Collected data entries
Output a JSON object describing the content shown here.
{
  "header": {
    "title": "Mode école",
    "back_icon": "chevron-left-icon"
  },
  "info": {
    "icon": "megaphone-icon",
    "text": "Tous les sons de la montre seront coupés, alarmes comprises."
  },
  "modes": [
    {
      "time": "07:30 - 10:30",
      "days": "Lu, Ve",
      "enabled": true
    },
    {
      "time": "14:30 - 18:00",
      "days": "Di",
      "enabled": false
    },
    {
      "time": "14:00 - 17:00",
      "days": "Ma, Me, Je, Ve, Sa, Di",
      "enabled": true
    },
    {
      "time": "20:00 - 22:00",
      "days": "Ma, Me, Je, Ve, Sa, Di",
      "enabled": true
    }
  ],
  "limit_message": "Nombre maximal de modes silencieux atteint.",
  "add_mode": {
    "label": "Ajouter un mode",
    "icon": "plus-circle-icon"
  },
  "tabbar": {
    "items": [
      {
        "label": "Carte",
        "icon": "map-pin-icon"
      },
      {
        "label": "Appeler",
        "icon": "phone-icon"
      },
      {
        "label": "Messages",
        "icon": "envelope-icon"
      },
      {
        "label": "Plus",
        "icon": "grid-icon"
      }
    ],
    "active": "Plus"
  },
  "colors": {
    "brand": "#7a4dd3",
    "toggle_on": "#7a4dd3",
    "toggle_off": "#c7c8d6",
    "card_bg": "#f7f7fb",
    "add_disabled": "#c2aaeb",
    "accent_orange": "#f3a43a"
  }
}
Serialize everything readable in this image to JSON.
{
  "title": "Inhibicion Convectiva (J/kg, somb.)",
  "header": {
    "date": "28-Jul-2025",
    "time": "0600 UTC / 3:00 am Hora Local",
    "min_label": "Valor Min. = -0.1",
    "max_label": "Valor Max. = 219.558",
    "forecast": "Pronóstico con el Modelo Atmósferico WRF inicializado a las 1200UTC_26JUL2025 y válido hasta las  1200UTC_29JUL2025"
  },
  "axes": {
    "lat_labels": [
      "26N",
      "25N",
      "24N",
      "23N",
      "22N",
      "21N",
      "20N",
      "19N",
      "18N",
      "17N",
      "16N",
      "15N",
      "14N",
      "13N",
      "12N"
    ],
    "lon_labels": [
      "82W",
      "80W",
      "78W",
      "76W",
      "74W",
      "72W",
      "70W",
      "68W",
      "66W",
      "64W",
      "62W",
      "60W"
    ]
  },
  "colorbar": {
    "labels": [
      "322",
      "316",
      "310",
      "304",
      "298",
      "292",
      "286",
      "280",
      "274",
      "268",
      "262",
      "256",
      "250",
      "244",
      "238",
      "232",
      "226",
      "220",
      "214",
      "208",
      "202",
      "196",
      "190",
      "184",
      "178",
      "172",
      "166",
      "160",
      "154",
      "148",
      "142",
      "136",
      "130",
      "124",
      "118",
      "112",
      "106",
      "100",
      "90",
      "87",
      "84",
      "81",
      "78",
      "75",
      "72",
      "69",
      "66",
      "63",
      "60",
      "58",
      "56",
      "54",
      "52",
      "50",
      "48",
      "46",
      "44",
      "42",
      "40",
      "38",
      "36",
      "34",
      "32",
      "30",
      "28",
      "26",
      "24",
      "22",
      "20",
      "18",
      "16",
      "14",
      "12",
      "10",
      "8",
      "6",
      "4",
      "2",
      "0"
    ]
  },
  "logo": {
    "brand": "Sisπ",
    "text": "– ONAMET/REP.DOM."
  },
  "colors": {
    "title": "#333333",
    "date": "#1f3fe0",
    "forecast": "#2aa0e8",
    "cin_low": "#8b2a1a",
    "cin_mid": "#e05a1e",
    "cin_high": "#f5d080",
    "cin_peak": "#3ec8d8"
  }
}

==

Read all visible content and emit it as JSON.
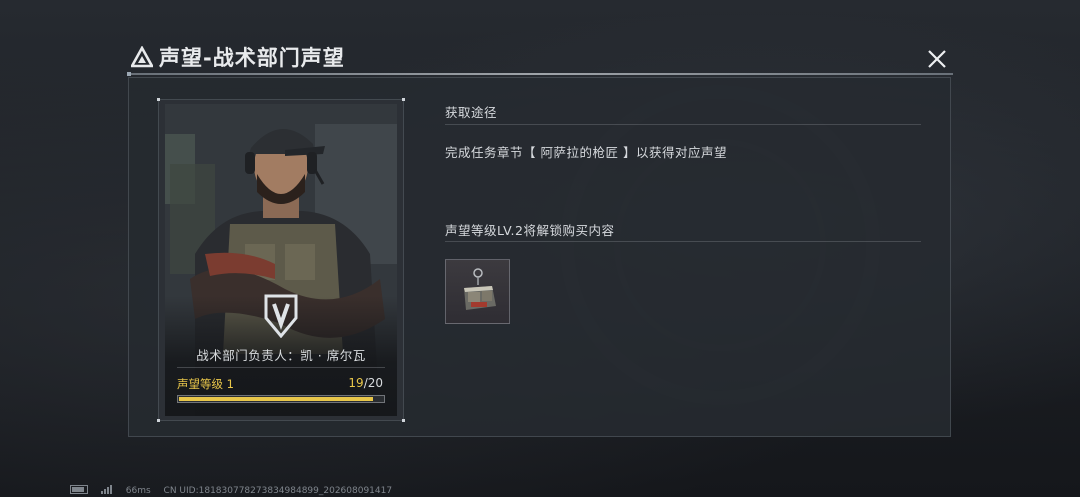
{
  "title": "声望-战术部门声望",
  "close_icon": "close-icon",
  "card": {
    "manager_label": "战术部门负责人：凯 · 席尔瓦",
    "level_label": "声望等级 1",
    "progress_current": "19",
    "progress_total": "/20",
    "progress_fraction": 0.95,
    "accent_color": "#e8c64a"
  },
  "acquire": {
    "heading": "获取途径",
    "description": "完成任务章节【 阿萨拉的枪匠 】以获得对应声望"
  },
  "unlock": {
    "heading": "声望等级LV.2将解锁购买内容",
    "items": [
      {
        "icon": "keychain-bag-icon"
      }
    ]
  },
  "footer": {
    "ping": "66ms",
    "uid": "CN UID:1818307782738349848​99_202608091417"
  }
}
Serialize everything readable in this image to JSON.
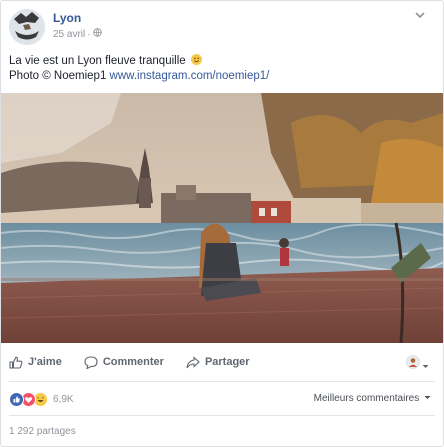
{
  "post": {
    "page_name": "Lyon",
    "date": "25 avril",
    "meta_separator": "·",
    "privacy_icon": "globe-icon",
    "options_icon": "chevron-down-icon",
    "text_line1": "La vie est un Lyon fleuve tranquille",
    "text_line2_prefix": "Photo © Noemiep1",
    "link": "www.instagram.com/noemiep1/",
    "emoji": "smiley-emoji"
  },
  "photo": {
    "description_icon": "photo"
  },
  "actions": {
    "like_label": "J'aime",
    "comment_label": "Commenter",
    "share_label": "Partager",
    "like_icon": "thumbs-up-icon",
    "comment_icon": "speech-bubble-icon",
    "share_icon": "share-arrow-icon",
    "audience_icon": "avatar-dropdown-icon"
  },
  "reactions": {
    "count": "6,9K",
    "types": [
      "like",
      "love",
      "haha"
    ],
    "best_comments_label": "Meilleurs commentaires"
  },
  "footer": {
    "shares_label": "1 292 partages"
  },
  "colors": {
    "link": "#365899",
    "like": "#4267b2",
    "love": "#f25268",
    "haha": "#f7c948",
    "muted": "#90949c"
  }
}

---

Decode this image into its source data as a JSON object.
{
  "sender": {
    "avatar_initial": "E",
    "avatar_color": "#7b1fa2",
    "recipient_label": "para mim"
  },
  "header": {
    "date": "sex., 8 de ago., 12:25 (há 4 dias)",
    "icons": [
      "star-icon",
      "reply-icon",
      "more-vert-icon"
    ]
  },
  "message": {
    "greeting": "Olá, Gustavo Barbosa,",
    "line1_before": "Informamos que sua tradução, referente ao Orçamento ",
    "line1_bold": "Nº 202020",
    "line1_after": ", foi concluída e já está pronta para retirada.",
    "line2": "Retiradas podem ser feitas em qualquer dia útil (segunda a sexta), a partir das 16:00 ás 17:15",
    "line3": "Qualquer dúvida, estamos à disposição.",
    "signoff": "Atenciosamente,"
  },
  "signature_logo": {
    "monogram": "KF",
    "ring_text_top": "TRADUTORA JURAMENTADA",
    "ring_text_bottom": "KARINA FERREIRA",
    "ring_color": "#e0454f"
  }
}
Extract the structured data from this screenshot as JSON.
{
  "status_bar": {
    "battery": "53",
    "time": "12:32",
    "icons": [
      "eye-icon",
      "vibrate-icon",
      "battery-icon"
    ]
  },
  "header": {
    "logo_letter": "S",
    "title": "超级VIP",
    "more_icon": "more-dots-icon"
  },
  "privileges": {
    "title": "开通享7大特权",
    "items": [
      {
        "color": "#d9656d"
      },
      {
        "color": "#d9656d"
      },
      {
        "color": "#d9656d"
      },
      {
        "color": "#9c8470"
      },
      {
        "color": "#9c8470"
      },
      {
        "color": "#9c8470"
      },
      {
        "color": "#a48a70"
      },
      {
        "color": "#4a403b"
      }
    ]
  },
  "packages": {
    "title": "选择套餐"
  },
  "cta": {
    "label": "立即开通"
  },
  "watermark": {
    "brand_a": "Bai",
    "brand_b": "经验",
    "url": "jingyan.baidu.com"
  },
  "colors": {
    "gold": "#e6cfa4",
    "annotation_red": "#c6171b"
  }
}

EXERCISE OBJECTIVE:
Say how many lines of the data hold the string "this". Reply with the number alone.

COMPLETE RESPONSE:
4